EXERCISE DESCRIPTION:
Repeat the records word for word, excluding any picture.

==========

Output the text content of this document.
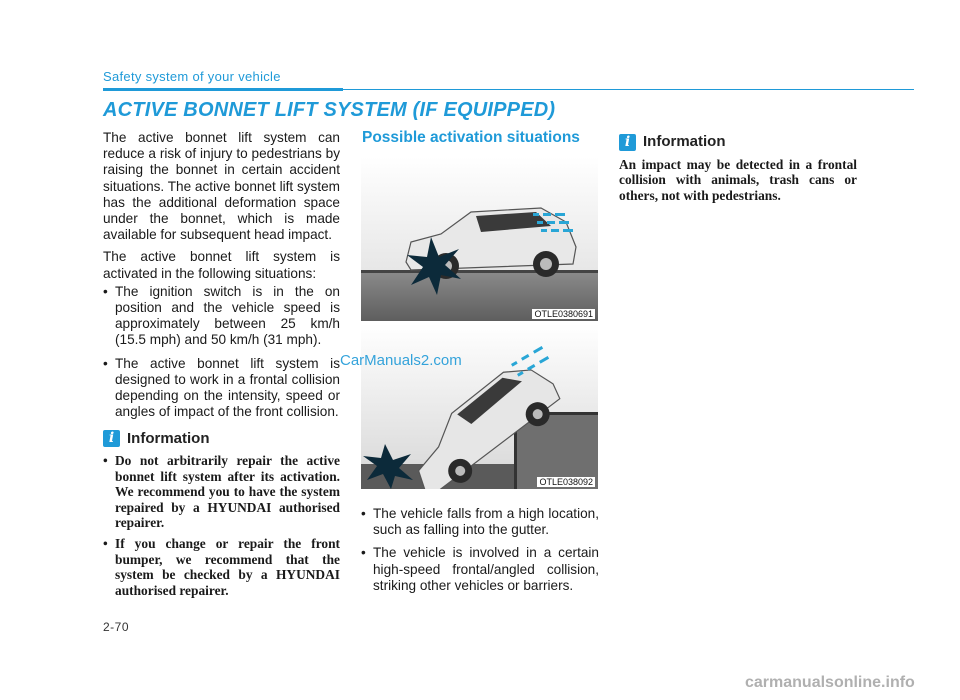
Safety system of your vehicle
ACTIVE BONNET LIFT SYSTEM (IF EQUIPPED)

The active bonnet lift system can reduce a risk of injury to pedestrians by raising the bonnet in certain accident situations. The active bonnet lift system has the additional deformation space under the bonnet, which is made available for subsequent head impact.

The active bonnet lift system is activated in the following situations:

• The ignition switch is in the on position and the vehicle speed is approximately between 25 km/h (15.5 mph) and 50 km/h (31 mph).
• The active bonnet lift system is designed to work in a frontal collision depending on the intensity, speed or angles of impact of the front collision.
i Information
• Do not arbitrarily repair the active bonnet lift system after its activation. We recommend you to have the system repaired by a HYUNDAI authorised repairer.
• If you change or repair the front bumper, we recommend that the system be checked by a HYUNDAI authorised repairer.
Possible activation situations
OTLE0380691
OTLE038092
• The vehicle falls from a high location, such as falling into the gutter.
• The vehicle is involved in a certain high-speed frontal/angled collision, striking other vehicles or barriers.
i Information
An impact may be detected in a frontal collision with animals, trash cans or others, not with pedestrians.
CarManuals2.com
2-70
carmanualsonline.info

==========

REPLY:
Output the text content of this document.
Safety system of your vehicle
ACTIVE BONNET LIFT SYSTEM (IF EQUIPPED)

The active bonnet lift system can reduce a risk of injury to pedestrians by raising the bonnet in certain accident situations. The active bonnet lift system has the additional deformation space under the bonnet, which is made available for subsequent head impact.

The active bonnet lift system is activated in the following situations:

• The ignition switch is in the on position and the vehicle speed is approximately between 25 km/h (15.5 mph) and 50 km/h (31 mph).
• The active bonnet lift system is designed to work in a frontal collision depending on the intensity, speed or angles of impact of the front collision.
i Information
• Do not arbitrarily repair the active bonnet lift system after its activation. We recommend you to have the system repaired by a HYUNDAI authorised repairer.
• If you change or repair the front bumper, we recommend that the system be checked by a HYUNDAI authorised repairer.
Possible activation situations
OTLE0380691
OTLE038092
• The vehicle falls from a high location, such as falling into the gutter.
• The vehicle is involved in a certain high-speed frontal/angled collision, striking other vehicles or barriers.
i Information
An impact may be detected in a frontal collision with animals, trash cans or others, not with pedestrians.
CarManuals2.com
2-70
carmanualsonline.info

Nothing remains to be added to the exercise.